Data records:
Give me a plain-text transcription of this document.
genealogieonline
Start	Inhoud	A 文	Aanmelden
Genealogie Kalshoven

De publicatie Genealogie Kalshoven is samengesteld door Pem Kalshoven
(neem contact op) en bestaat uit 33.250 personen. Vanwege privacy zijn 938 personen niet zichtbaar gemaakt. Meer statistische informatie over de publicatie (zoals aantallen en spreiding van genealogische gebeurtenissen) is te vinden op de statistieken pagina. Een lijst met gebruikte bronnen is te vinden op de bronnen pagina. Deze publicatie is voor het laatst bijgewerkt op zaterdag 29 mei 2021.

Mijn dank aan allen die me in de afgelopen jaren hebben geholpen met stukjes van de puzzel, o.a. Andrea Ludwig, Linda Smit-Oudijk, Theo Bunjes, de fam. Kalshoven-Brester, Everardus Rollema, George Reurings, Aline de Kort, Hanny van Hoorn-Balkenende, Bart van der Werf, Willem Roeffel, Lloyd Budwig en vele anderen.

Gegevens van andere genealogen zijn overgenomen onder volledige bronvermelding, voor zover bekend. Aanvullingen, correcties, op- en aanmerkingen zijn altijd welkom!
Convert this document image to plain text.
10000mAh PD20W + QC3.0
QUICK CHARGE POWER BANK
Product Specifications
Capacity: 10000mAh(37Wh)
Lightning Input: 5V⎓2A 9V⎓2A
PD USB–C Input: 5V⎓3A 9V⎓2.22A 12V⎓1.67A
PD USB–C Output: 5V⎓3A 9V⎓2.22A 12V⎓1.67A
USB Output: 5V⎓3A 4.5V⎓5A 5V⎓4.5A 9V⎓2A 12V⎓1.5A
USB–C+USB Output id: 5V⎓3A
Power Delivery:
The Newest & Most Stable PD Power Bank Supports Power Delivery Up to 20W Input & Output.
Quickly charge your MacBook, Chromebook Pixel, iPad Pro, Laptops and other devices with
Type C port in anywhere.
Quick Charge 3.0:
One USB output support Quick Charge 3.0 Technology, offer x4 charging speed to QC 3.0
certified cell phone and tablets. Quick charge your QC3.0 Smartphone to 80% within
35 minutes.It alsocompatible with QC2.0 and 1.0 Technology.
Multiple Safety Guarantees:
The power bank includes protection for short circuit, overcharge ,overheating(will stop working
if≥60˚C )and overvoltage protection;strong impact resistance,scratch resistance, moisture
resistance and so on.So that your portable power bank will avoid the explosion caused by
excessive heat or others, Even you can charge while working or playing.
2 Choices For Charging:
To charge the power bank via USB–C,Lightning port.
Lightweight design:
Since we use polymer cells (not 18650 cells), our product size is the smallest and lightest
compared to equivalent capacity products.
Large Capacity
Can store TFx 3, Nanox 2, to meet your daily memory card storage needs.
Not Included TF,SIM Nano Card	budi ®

Assignment: Read through the lines above and collect those that contain the string "document".

Output below:
Give me a plain-text transcription of this document.
Convert this document image to plain text.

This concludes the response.